#### [Objective a]
In the passage on zinc's work function, what value is used for Planck's constant?

#### [Source passage]
[Start]

Question

Zinc has a work function of 4.3 eV. a. What is the longest wavelength of light that will release an electron from a zinc surface? b. A 4.7 eV photon strikes the surface and an electron is emitted. What is the maximum possible speed of the electron?

Answer 1

a

`\lambda_(long) = 288.5 \ nm`

b

The velocity is
`v = 3.7 *0^(5) \ m/s`

Step-by-step explanation:

From the question we are told that

The work function of Zinc is
`W = 4.3 eV`

Generally the work function can be mathematically represented as

`E_o = (hc)/(\lambda_(long))`

=>
`\lambda_(long) = (hc)/(E_o)`

Here h is the Planck constant with the value
`h = 4.1357 * 10^(-15) eV s`

and c is the speed of light with value
`c = 3.0 *10^(8) \ m/s`

So

`\lambda_(long) = (4.1357 * 10^(-15) * 3.0 *10^(8))/(4.3)`

=>
`\lambda_(long) = 2.885 *10^(-7) \ m`

=>
`\lambda_(long) = 288.5 \ nm`

Generally the kinetic energy of the emitted electron is mathematically represented as

`K = E -E_o`

Here E is the energy of the photon that strikes the surface

So

`E- E_o = (1)/(2) m * v^2`

Here m is the mass of electron with value
`m = 9.11*10^(-31 ) \ kg`

Generally
`1 ev = 1.60 *10^(-19) \ J`

=>
`v = \sqrt{ (2 (E - E_o ) )/( m ) }`

=>
`v = \sqrt{ (2 (4.7 - 4.3 )* 1.60 *10^(-19) )/( 9.11 *10^(-31) ) }`

=>
`v = 3.7 *0^(5) \ m/s`

[End]

#### [Supplied information]

[Start]

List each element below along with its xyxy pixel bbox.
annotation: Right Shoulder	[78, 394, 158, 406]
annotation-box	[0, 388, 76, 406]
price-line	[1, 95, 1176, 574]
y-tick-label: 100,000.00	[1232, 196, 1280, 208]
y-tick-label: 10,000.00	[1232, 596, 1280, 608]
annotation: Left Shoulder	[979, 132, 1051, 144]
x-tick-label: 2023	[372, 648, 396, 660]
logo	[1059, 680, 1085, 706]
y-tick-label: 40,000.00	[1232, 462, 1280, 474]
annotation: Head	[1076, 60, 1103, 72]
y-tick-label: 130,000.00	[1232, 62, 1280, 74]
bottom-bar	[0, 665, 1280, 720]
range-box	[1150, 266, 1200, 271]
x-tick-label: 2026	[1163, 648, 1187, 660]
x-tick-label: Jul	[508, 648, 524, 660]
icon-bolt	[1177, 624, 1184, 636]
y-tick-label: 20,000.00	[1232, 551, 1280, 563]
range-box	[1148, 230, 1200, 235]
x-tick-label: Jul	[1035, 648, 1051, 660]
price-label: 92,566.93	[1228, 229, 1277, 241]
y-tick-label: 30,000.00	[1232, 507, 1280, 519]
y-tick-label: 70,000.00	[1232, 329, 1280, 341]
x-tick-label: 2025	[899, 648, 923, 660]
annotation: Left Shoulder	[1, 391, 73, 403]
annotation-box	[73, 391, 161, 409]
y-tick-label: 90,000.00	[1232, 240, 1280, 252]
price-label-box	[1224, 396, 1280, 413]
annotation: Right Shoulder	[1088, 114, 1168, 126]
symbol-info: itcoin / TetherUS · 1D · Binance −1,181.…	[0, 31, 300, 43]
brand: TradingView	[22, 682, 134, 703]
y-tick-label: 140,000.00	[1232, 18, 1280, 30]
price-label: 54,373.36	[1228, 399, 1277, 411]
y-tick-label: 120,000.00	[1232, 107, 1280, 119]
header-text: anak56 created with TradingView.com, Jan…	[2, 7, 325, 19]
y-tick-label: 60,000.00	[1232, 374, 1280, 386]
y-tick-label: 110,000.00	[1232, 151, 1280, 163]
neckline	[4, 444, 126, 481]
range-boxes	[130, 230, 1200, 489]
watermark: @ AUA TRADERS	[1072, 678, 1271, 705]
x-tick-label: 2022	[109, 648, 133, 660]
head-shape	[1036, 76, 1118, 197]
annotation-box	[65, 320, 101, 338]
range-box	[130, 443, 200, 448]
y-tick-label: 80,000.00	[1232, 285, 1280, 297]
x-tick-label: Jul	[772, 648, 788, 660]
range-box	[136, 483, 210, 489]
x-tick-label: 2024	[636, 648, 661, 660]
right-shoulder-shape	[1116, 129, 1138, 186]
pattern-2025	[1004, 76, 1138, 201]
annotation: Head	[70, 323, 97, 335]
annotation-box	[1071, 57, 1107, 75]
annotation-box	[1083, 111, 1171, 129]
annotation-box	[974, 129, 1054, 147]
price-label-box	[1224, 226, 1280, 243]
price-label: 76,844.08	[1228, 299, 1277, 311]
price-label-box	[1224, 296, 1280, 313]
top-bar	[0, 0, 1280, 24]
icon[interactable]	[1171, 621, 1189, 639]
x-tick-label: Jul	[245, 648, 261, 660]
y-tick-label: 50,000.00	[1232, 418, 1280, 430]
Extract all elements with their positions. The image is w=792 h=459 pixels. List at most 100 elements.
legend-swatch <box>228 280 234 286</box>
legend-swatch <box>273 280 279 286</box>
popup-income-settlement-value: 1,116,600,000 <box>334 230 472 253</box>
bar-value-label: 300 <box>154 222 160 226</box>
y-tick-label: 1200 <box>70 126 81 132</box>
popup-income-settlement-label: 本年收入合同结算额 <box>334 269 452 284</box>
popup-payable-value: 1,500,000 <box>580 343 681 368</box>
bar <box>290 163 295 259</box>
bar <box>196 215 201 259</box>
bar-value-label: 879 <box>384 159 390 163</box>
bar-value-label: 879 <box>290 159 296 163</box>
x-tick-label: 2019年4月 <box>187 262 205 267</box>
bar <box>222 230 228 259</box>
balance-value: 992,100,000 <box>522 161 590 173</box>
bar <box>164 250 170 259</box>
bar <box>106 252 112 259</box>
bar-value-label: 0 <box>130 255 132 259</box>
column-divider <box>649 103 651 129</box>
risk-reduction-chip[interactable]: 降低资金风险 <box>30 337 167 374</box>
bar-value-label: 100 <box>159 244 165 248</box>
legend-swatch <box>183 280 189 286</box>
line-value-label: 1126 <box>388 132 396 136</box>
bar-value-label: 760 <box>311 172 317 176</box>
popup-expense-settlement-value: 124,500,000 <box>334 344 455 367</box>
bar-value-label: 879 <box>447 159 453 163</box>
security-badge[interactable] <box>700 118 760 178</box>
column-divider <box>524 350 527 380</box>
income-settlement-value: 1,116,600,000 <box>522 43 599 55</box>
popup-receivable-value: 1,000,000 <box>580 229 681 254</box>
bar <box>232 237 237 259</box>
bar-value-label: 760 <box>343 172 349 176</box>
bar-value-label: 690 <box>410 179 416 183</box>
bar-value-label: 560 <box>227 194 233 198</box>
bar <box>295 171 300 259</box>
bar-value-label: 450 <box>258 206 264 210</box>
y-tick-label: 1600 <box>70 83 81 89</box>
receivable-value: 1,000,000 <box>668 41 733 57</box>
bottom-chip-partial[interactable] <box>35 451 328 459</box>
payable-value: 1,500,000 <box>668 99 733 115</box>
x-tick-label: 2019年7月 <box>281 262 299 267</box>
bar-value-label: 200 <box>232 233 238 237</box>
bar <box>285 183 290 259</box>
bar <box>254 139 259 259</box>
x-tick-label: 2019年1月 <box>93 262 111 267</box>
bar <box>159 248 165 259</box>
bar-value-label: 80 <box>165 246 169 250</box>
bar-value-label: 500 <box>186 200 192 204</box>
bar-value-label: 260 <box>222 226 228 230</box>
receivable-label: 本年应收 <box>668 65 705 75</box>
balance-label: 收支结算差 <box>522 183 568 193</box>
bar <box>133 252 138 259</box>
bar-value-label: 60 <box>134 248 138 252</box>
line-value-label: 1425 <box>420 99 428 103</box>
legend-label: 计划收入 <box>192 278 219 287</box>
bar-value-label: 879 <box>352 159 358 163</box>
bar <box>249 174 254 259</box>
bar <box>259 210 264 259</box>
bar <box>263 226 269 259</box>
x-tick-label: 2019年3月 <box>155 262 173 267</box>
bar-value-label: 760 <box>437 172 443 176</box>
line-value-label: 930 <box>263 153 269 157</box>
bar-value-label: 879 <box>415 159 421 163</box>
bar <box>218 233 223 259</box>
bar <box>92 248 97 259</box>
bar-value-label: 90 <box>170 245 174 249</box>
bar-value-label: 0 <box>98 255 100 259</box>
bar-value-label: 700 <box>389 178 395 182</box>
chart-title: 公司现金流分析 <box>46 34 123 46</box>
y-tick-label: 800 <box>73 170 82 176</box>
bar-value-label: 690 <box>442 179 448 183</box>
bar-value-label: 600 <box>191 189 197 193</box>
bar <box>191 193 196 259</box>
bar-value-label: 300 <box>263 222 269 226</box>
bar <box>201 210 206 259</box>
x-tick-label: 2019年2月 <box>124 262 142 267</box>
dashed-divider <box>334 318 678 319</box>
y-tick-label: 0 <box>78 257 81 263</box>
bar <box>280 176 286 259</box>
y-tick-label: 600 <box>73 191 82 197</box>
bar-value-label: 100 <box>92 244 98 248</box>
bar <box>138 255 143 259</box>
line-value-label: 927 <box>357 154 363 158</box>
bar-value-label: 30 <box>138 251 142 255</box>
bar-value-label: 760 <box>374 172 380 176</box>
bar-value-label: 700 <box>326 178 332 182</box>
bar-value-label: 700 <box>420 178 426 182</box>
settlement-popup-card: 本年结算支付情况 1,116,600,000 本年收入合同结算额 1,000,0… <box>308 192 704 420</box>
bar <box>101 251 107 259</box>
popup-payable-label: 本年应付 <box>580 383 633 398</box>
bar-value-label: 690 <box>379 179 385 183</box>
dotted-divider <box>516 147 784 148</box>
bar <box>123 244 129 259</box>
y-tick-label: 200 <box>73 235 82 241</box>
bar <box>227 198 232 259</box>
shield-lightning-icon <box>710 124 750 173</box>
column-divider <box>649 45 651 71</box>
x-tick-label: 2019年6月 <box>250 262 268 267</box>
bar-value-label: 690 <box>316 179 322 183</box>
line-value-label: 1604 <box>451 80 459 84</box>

[End]

#### [Objective b]
Take the records from their first line through the line holding "680, 1085, 706]", inclusive. Rewrite those lines, substituting "x-axis-label" for "x-tick-label" and leaving everything else unchanged.

#### [Written response a]
4.1357 × 10^(-15) eV s

#### [Written response b]
List each element below along with its xyxy pixel bbox.
annotation: Right Shoulder	[78, 394, 158, 406]
annotation-box	[0, 388, 76, 406]
price-line	[1, 95, 1176, 574]
y-tick-label: 100,000.00	[1232, 196, 1280, 208]
y-tick-label: 10,000.00	[1232, 596, 1280, 608]
annotation: Left Shoulder	[979, 132, 1051, 144]
x-axis-label: 2023	[372, 648, 396, 660]
logo	[1059, 680, 1085, 706]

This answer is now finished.